_TASK STATEMENT_: Print exactly, and only, the lines running from the line containing "Serialize everything readable" through the end of the records below.

_Stored dataset items_:
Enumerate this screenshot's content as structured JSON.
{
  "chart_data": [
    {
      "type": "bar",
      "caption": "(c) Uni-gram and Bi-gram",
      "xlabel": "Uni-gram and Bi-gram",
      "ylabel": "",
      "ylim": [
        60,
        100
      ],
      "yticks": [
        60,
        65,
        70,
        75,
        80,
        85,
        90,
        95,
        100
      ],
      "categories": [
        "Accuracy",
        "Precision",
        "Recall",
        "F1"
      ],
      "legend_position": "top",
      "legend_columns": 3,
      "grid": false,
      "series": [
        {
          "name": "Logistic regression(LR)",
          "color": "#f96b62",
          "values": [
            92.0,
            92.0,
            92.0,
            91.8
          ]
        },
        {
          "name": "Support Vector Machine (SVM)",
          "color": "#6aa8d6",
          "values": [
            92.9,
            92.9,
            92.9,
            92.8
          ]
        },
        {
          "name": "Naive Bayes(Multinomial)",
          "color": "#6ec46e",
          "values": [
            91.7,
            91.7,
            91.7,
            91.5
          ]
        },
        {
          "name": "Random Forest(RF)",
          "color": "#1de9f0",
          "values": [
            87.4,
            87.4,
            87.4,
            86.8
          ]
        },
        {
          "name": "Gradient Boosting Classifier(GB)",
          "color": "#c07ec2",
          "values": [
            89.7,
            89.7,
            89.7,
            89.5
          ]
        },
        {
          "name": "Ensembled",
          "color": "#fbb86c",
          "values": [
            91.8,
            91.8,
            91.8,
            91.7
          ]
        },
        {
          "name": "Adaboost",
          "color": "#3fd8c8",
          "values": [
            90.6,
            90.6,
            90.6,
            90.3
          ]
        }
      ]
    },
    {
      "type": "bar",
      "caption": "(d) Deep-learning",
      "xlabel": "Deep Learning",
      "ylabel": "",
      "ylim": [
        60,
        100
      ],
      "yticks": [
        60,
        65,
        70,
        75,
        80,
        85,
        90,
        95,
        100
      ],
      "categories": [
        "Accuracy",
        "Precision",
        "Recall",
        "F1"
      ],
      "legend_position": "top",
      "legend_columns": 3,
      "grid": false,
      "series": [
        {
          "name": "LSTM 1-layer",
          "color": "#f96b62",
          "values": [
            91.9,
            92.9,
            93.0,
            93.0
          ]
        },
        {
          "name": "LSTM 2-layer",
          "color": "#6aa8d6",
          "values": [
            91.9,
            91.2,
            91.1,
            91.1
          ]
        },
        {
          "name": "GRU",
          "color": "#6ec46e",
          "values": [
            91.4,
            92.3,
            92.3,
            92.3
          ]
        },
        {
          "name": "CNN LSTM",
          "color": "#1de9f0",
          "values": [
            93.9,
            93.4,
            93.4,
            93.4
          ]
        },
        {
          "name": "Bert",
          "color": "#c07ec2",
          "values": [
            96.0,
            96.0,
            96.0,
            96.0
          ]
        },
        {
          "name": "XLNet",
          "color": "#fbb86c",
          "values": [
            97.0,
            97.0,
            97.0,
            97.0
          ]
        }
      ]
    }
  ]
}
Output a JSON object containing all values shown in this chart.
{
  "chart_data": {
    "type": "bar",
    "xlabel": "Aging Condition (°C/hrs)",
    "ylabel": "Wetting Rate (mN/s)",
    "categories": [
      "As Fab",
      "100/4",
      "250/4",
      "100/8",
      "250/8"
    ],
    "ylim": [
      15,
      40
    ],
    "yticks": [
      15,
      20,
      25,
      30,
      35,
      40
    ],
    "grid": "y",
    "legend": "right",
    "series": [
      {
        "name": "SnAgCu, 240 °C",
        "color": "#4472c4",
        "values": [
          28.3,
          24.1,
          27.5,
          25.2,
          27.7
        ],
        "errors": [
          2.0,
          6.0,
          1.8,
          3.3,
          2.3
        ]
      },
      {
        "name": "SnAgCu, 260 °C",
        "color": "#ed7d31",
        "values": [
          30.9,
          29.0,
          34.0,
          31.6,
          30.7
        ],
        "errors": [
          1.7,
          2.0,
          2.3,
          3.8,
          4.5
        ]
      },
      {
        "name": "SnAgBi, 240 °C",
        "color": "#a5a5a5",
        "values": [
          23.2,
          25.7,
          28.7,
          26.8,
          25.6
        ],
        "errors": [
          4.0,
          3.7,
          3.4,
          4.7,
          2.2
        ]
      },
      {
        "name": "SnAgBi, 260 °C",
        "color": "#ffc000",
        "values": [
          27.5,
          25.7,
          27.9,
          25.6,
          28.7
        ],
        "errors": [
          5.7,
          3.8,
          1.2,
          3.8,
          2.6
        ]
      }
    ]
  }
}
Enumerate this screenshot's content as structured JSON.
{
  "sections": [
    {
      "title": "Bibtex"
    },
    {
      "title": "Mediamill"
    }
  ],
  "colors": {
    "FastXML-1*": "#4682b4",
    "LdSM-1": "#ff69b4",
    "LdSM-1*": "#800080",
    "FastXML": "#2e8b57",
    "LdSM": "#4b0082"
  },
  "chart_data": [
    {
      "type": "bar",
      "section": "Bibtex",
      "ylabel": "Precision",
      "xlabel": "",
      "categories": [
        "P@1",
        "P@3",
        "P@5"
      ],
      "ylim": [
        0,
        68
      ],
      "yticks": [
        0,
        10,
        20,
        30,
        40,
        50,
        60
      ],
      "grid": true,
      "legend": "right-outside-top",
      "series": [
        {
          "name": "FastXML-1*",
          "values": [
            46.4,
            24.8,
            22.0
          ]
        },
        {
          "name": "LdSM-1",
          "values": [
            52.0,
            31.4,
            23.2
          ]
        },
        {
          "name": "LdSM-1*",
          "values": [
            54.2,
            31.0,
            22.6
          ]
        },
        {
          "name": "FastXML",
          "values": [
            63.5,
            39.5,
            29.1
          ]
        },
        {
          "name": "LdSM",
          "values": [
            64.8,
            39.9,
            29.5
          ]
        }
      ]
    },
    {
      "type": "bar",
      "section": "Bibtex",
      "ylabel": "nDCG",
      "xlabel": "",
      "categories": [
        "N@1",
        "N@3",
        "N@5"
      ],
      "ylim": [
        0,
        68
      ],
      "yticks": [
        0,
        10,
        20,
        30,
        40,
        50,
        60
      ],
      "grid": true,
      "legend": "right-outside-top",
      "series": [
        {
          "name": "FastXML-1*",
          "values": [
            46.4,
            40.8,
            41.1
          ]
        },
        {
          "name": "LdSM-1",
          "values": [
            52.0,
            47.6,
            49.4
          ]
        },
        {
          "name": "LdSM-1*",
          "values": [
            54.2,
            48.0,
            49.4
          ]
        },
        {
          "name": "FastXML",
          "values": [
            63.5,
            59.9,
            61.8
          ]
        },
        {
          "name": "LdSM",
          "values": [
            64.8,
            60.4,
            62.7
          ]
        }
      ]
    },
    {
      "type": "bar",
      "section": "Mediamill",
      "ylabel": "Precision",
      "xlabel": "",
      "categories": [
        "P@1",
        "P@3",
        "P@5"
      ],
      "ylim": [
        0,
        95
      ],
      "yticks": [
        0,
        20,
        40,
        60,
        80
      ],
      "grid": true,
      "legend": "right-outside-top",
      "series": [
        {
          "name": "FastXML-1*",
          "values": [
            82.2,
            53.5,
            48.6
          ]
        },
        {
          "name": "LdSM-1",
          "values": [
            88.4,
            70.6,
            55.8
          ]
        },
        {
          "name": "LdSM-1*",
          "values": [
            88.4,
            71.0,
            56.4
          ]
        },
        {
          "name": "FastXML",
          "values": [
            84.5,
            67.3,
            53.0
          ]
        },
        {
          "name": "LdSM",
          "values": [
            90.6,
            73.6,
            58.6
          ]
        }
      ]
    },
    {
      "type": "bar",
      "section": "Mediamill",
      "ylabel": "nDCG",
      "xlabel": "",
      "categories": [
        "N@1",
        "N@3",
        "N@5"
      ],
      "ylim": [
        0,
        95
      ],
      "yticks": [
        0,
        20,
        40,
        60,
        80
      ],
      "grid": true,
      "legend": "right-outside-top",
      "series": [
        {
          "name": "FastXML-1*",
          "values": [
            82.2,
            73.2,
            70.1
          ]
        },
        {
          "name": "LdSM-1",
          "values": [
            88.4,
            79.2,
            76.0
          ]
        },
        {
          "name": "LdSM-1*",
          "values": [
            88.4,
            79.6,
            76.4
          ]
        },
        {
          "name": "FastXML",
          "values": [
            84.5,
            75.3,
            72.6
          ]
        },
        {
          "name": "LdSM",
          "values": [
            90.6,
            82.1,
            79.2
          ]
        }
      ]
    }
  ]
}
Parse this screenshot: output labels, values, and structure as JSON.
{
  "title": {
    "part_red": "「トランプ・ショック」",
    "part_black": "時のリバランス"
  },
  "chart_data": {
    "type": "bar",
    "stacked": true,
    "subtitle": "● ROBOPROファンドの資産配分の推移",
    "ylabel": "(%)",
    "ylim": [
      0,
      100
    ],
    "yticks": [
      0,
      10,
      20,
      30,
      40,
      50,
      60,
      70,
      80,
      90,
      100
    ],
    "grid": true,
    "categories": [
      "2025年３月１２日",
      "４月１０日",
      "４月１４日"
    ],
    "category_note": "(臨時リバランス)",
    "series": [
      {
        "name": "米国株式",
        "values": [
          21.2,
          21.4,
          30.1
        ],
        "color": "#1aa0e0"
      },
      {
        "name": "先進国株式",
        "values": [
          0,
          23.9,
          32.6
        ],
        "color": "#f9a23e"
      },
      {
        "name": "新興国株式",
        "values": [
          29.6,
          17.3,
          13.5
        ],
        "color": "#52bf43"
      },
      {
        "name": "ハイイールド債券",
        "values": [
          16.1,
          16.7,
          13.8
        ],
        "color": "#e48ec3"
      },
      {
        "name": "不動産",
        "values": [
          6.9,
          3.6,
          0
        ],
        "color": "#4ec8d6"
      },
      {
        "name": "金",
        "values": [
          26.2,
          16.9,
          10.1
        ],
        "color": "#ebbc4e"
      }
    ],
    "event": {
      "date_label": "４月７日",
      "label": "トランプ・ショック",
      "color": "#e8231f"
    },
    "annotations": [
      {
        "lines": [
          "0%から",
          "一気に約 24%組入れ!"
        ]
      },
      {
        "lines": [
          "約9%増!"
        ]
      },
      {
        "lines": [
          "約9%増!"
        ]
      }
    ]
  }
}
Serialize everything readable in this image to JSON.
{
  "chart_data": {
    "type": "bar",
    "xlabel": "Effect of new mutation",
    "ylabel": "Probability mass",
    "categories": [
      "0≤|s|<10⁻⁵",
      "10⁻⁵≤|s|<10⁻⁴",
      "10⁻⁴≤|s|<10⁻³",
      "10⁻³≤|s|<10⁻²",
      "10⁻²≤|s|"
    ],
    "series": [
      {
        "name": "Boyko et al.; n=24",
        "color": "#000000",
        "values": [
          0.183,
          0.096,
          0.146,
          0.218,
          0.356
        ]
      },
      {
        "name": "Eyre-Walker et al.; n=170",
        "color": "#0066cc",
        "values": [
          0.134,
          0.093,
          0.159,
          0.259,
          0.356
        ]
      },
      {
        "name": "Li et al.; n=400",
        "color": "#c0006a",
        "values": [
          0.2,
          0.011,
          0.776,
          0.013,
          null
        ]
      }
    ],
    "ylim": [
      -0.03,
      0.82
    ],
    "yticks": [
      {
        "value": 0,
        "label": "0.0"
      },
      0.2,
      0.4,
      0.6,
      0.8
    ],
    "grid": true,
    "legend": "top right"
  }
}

_WRITTEN REPLY_:
Serialize everything readable in this image to JSON.
{
  "chart_data": {
    "type": "bar",
    "xlabel": "Effect of new mutation",
    "ylabel": "Probability mass",
    "categories": [
      "0≤|s|<10⁻⁵",
      "10⁻⁵≤|s|<10⁻⁴",
      "10⁻⁴≤|s|<10⁻³",
      "10⁻³≤|s|<10⁻²",
      "10⁻²≤|s|"
    ],
    "series": [
      {
        "name": "Boyko et al.; n=24",
        "color": "#000000",
        "values": [
          0.183,
          0.096,
          0.146,
          0.218,
          0.356
        ]
      },
      {
        "name": "Eyre-Walker et al.; n=170",
        "color": "#0066cc",
        "values": [
          0.134,
          0.093,
          0.159,
          0.259,
          0.356
        ]
      },
      {
        "name": "Li et al.; n=400",
        "color": "#c0006a",
        "values": [
          0.2,
          0.011,
          0.776,
          0.013,
          null
        ]
      }
    ],
    "ylim": [
      -0.03,
      0.82
    ],
    "yticks": [
      {
        "value": 0,
        "label": "0.0"
      },
      0.2,
      0.4,
      0.6,
      0.8
    ],
    "grid": true,
    "legend": "top right"
  }
}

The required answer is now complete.